• [Exercise instructions]: Among the entries below, find how many lines carry the word "почту" and state only that figure.

--- START OF Material for this task ---

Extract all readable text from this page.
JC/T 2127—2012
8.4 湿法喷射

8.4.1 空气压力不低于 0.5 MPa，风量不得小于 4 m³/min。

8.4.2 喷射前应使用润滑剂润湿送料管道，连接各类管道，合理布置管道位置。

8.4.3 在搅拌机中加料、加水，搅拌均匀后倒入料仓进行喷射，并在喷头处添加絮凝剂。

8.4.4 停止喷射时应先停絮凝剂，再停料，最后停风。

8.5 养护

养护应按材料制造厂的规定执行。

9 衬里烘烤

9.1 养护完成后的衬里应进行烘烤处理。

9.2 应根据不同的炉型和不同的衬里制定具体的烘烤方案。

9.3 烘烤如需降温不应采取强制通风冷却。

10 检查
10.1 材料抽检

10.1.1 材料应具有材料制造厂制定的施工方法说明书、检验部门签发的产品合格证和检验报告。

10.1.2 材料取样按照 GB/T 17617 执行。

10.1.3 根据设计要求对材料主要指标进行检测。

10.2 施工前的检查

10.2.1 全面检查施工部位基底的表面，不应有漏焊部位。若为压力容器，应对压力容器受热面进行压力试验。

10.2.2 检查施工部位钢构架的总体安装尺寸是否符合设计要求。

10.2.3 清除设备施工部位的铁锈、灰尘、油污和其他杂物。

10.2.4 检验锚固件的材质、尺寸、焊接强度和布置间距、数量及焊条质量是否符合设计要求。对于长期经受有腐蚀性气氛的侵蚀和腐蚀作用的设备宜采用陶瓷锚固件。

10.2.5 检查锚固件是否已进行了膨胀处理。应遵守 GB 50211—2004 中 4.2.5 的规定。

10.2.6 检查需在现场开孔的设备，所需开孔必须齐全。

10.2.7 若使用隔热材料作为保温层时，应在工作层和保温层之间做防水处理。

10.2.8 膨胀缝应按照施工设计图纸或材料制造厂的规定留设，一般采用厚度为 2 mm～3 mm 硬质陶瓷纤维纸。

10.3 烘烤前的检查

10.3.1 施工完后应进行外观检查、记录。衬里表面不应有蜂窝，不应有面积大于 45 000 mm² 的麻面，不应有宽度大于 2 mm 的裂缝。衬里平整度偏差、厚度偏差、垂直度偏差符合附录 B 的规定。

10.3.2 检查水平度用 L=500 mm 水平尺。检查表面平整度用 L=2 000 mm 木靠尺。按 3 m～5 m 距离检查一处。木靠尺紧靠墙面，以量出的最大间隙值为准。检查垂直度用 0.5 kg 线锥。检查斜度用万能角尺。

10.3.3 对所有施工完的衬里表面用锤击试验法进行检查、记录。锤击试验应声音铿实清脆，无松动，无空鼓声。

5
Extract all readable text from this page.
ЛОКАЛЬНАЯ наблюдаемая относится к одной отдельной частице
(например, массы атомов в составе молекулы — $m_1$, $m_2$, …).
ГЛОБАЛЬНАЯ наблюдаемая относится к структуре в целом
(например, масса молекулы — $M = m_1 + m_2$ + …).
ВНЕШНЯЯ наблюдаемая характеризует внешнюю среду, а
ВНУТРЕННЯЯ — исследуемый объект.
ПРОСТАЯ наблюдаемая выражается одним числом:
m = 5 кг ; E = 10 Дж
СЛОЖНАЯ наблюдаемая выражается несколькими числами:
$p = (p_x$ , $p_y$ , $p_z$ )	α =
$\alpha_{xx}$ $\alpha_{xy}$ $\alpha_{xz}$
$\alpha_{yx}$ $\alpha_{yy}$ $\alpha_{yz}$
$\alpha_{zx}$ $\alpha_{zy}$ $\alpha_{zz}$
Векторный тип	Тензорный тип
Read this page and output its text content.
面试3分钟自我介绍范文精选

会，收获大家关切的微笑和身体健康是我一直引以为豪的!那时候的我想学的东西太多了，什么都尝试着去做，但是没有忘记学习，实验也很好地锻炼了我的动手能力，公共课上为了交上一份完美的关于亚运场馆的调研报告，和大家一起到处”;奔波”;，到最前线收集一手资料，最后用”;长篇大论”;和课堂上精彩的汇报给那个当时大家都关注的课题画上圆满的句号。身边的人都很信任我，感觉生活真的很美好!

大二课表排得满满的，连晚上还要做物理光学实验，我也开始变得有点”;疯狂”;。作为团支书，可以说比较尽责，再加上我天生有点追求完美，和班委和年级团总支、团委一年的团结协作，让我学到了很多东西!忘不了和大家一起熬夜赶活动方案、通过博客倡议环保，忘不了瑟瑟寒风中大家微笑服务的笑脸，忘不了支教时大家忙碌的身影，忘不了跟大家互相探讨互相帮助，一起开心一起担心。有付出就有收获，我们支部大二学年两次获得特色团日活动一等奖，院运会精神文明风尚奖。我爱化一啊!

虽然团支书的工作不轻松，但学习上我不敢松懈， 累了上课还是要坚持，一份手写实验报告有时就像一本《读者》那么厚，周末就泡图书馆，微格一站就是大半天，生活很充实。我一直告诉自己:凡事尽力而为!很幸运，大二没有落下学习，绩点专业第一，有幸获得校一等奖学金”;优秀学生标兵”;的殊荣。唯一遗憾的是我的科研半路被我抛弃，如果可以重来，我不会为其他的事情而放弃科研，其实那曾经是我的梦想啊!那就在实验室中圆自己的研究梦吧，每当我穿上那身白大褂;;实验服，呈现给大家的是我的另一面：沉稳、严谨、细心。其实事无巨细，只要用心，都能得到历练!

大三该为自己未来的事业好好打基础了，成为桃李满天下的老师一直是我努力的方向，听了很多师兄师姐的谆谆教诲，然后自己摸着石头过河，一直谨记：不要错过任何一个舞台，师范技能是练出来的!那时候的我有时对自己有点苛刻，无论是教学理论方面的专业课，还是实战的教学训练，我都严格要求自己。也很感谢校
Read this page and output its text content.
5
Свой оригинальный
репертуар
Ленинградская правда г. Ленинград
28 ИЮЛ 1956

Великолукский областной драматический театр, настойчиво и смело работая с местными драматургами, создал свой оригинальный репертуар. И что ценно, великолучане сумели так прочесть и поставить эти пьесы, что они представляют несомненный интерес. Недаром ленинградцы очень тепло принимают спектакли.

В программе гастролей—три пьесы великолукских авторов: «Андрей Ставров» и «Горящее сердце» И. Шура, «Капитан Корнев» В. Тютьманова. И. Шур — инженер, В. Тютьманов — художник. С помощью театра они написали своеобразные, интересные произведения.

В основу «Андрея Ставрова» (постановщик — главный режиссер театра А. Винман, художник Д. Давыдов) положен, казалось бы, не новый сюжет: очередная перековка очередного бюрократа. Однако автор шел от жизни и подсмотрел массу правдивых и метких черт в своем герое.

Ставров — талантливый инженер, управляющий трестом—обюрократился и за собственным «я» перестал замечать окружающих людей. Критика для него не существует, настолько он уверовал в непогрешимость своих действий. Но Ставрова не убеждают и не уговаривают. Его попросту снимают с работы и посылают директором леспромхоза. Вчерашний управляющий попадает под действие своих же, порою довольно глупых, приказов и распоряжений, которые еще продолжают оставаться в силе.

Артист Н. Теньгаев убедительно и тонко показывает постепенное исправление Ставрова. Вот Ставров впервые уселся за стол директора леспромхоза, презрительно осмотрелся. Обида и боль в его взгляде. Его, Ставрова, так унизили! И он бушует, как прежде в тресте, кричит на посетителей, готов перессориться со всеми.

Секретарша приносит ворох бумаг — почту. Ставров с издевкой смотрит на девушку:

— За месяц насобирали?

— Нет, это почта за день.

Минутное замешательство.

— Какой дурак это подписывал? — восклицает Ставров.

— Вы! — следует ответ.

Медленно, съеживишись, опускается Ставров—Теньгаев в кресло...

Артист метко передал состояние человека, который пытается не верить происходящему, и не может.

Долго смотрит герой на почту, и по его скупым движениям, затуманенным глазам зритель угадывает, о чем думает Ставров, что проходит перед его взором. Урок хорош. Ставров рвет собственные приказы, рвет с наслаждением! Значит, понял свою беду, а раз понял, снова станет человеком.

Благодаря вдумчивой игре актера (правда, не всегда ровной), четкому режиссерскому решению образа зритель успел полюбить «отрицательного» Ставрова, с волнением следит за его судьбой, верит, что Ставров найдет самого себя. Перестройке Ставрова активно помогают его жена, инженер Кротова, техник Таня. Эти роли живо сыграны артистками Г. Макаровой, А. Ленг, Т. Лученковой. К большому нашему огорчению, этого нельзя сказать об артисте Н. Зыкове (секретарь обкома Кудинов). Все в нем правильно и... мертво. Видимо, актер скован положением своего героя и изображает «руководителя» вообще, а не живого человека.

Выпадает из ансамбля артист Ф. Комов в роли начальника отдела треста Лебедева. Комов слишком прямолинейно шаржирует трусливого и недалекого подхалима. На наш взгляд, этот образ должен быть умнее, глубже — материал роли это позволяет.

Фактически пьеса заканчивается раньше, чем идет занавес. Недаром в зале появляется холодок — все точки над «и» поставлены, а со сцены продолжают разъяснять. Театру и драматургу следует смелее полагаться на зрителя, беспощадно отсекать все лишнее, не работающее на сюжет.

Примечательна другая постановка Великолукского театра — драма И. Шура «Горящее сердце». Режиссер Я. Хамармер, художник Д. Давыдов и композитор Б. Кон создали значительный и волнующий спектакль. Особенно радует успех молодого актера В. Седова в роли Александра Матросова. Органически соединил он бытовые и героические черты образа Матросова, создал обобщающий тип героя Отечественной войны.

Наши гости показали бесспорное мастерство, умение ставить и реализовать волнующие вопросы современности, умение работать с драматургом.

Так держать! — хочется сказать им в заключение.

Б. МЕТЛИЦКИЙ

--- END OF Material for this task ---

• [Exercise output]: 2